# WRITTEN EXERCISE:
Without the pictures, give the entries below again exactly as written.

# PROVIDED DATA:
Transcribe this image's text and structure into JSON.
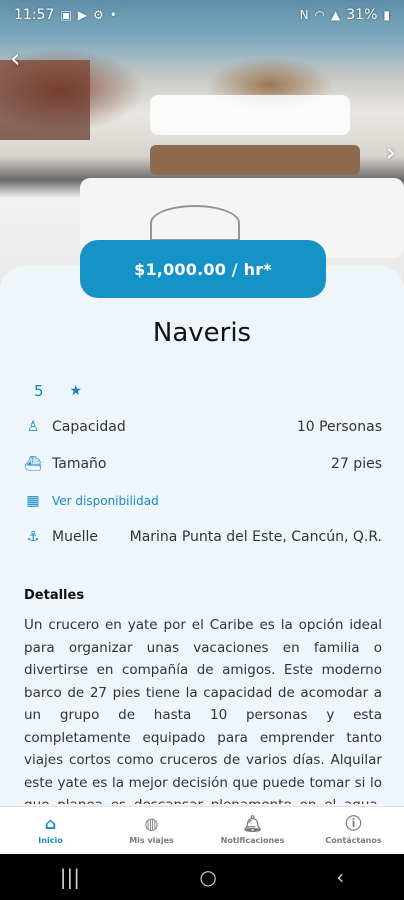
{
  "status_bar": {
    "time": "11:57",
    "battery": "31%"
  },
  "listing": {
    "price": "$1,000.00 / hr*",
    "name": "Naveris",
    "rating": "5",
    "capacity_label": "Capacidad",
    "capacity_value": "10 Personas",
    "size_label": "Tamaño",
    "size_value": "27 pies",
    "availability_link": "Ver disponibilidad",
    "dock_label": "Muelle",
    "dock_value": "Marina Punta del Este, Cancún, Q.R."
  },
  "details": {
    "title": "Detalles",
    "body": "Un crucero en yate por el Caribe es la opción ideal para organizar unas vacaciones en familia o divertirse en compañía de amigos. Este moderno barco de 27 pies tiene la capacidad de acomodar a un grupo de hasta 10 personas y esta completamente equipado para emprender tanto viajes cortos como cruceros de varios días. Alquilar este yate es la mejor decisión que puede tomar si lo que planea es descansar plenamente en el agua. Este yate"
  },
  "tabs": [
    {
      "label": "Inicio",
      "icon": "home-icon",
      "active": true
    },
    {
      "label": "Mis viajes",
      "icon": "ship-icon",
      "active": false
    },
    {
      "label": "Notificaciones",
      "icon": "bell-icon",
      "active": false
    },
    {
      "label": "Contáctanos",
      "icon": "help-icon",
      "active": false
    }
  ],
  "colors": {
    "accent": "#1593c6",
    "card_bg": "#eef5fb"
  }
}
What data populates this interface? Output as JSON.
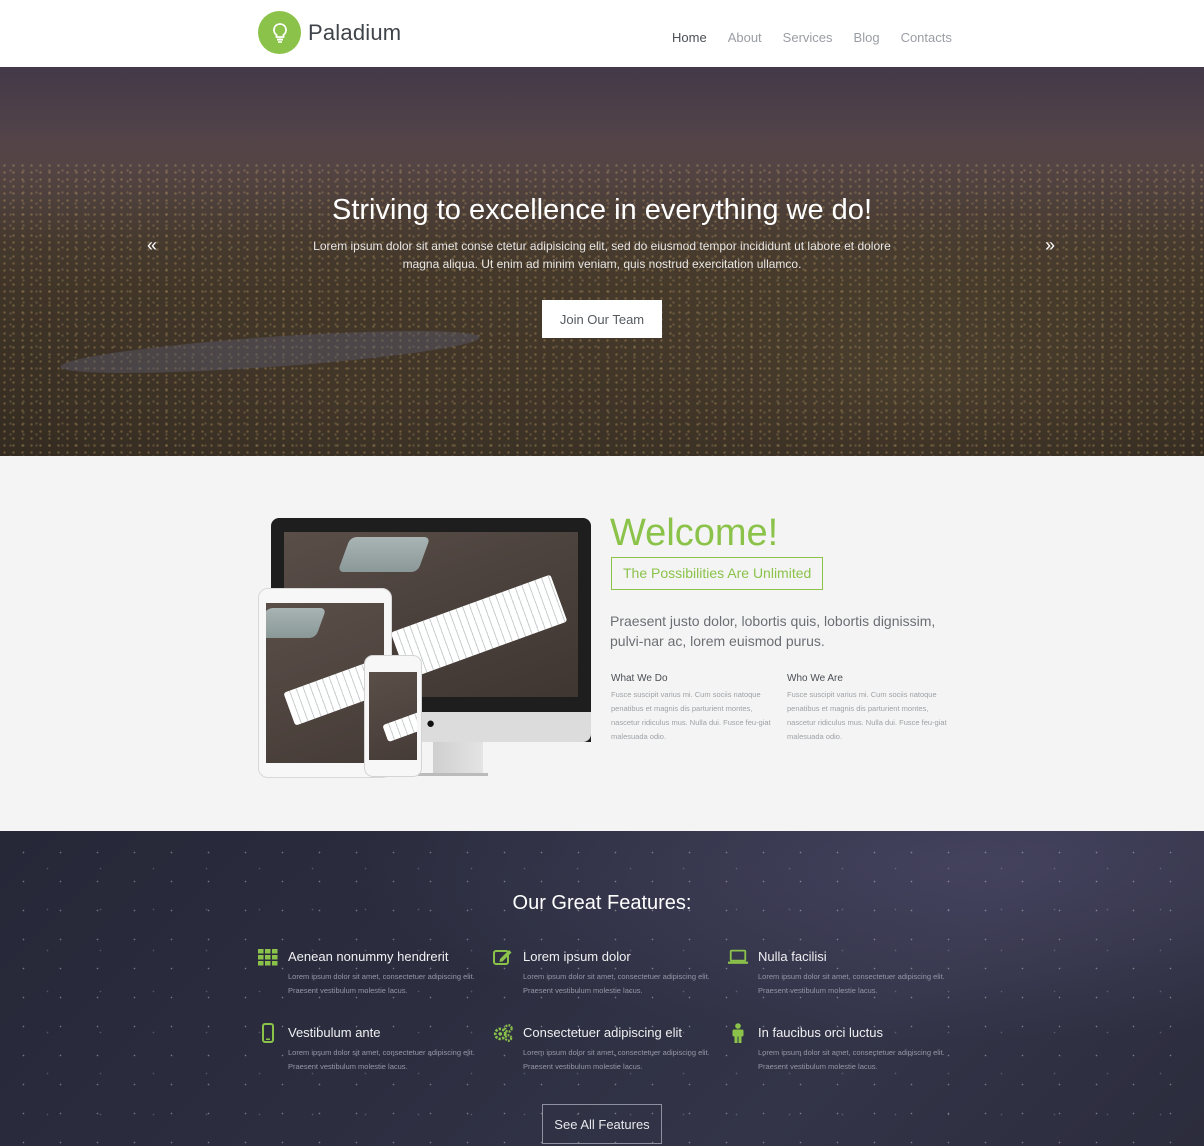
{
  "brand": {
    "name": "Paladium",
    "accent": "#8bc34a",
    "logo_icon": "lightbulb-icon"
  },
  "nav": {
    "items": [
      {
        "label": "Home",
        "active": true
      },
      {
        "label": "About",
        "active": false
      },
      {
        "label": "Services",
        "active": false
      },
      {
        "label": "Blog",
        "active": false
      },
      {
        "label": "Contacts",
        "active": false
      }
    ]
  },
  "hero": {
    "title": "Striving to excellence in everything we do!",
    "text": "Lorem ipsum dolor sit amet conse ctetur adipisicing elit, sed do eiusmod tempor incididunt ut labore et dolore magna aliqua. Ut enim ad minim veniam, quis nostrud exercitation ullamco.",
    "prev_icon": "«",
    "next_icon": "»",
    "button_label": "Join Our Team"
  },
  "welcome": {
    "title": "Welcome!",
    "tagline": "The Possibilities Are Unlimited",
    "lead": "Praesent justo dolor, lobortis quis, lobortis dignissim, pulvi-nar ac, lorem euismod purus.",
    "columns": [
      {
        "title": "What We Do",
        "text": "Fusce suscipit varius mi. Cum sociis natoque penatibus et magnis dis parturient montes, nascetur ridiculus mus. Nulla dui. Fusce feu-giat malesuada odio."
      },
      {
        "title": "Who We Are",
        "text": "Fusce suscipit varius mi. Cum sociis natoque penatibus et magnis dis parturient montes, nascetur ridiculus mus. Nulla dui. Fusce feu-giat malesuada odio."
      }
    ]
  },
  "features": {
    "title": "Our Great Features:",
    "items": [
      {
        "icon": "grid-icon",
        "title": "Aenean nonummy hendrerit",
        "text": "Lorem ipsum dolor sit amet, consectetuer adipiscing elit. Praesent vestibulum molestie lacus."
      },
      {
        "icon": "edit-icon",
        "title": "Lorem ipsum dolor",
        "text": "Lorem ipsum dolor sit amet, consectetuer adipiscing elit. Praesent vestibulum molestie lacus."
      },
      {
        "icon": "laptop-icon",
        "title": "Nulla facilisi",
        "text": "Lorem ipsum dolor sit amet, consectetuer adipiscing elit. Praesent vestibulum molestie lacus."
      },
      {
        "icon": "mobile-icon",
        "title": "Vestibulum ante",
        "text": "Lorem ipsum dolor sit amet, consectetuer adipiscing elit. Praesent vestibulum molestie lacus."
      },
      {
        "icon": "gears-icon",
        "title": "Consectetuer adipiscing elit",
        "text": "Lorem ipsum dolor sit amet, consectetuer adipiscing elit. Praesent vestibulum molestie lacus."
      },
      {
        "icon": "person-icon",
        "title": "In faucibus orci luctus",
        "text": "Lorem ipsum dolor sit amet, consectetuer adipiscing elit. Praesent vestibulum molestie lacus."
      }
    ],
    "button_label": "See All Features"
  }
}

# REPLY TO THE TASK:
Transcribe this image's text and structure into JSON.
{
  "status_bar": {
    "time": "11:57",
    "battery": "31%"
  },
  "listing": {
    "price": "$1,000.00 / hr*",
    "name": "Naveris",
    "rating": "5",
    "capacity_label": "Capacidad",
    "capacity_value": "10 Personas",
    "size_label": "Tamaño",
    "size_value": "27 pies",
    "availability_link": "Ver disponibilidad",
    "dock_label": "Muelle",
    "dock_value": "Marina Punta del Este, Cancún, Q.R."
  },
  "details": {
    "title": "Detalles",
    "body": "Un crucero en yate por el Caribe es la opción ideal para organizar unas vacaciones en familia o divertirse en compañía de amigos. Este moderno barco de 27 pies tiene la capacidad de acomodar a un grupo de hasta 10 personas y esta completamente equipado para emprender tanto viajes cortos como cruceros de varios días. Alquilar este yate es la mejor decisión que puede tomar si lo que planea es descansar plenamente en el agua. Este yate"
  },
  "tabs": [
    {
      "label": "Inicio",
      "icon": "home-icon",
      "active": true
    },
    {
      "label": "Mis viajes",
      "icon": "ship-icon",
      "active": false
    },
    {
      "label": "Notificaciones",
      "icon": "bell-icon",
      "active": false
    },
    {
      "label": "Contáctanos",
      "icon": "help-icon",
      "active": false
    }
  ],
  "colors": {
    "accent": "#1593c6",
    "card_bg": "#eef5fb"
  }
}
What data populates this interface? Output as JSON.
{
  "brand": {
    "name": "Paladium",
    "accent": "#8bc34a",
    "logo_icon": "lightbulb-icon"
  },
  "nav": {
    "items": [
      {
        "label": "Home",
        "active": true
      },
      {
        "label": "About",
        "active": false
      },
      {
        "label": "Services",
        "active": false
      },
      {
        "label": "Blog",
        "active": false
      },
      {
        "label": "Contacts",
        "active": false
      }
    ]
  },
  "hero": {
    "title": "Striving to excellence in everything we do!",
    "text": "Lorem ipsum dolor sit amet conse ctetur adipisicing elit, sed do eiusmod tempor incididunt ut labore et dolore magna aliqua. Ut enim ad minim veniam, quis nostrud exercitation ullamco.",
    "prev_icon": "«",
    "next_icon": "»",
    "button_label": "Join Our Team"
  },
  "welcome": {
    "title": "Welcome!",
    "tagline": "The Possibilities Are Unlimited",
    "lead": "Praesent justo dolor, lobortis quis, lobortis dignissim, pulvi-nar ac, lorem euismod purus.",
    "columns": [
      {
        "title": "What We Do",
        "text": "Fusce suscipit varius mi. Cum sociis natoque penatibus et magnis dis parturient montes, nascetur ridiculus mus. Nulla dui. Fusce feu-giat malesuada odio."
      },
      {
        "title": "Who We Are",
        "text": "Fusce suscipit varius mi. Cum sociis natoque penatibus et magnis dis parturient montes, nascetur ridiculus mus. Nulla dui. Fusce feu-giat malesuada odio."
      }
    ]
  },
  "features": {
    "title": "Our Great Features:",
    "items": [
      {
        "icon": "grid-icon",
        "title": "Aenean nonummy hendrerit",
        "text": "Lorem ipsum dolor sit amet, consectetuer adipiscing elit. Praesent vestibulum molestie lacus."
      },
      {
        "icon": "edit-icon",
        "title": "Lorem ipsum dolor",
        "text": "Lorem ipsum dolor sit amet, consectetuer adipiscing elit. Praesent vestibulum molestie lacus."
      },
      {
        "icon": "laptop-icon",
        "title": "Nulla facilisi",
        "text": "Lorem ipsum dolor sit amet, consectetuer adipiscing elit. Praesent vestibulum molestie lacus."
      },
      {
        "icon": "mobile-icon",
        "title": "Vestibulum ante",
        "text": "Lorem ipsum dolor sit amet, consectetuer adipiscing elit. Praesent vestibulum molestie lacus."
      },
      {
        "icon": "gears-icon",
        "title": "Consectetuer adipiscing elit",
        "text": "Lorem ipsum dolor sit amet, consectetuer adipiscing elit. Praesent vestibulum molestie lacus."
      },
      {
        "icon": "person-icon",
        "title": "In faucibus orci luctus",
        "text": "Lorem ipsum dolor sit amet, consectetuer adipiscing elit. Praesent vestibulum molestie lacus."
      }
    ],
    "button_label": "See All Features"
  }
}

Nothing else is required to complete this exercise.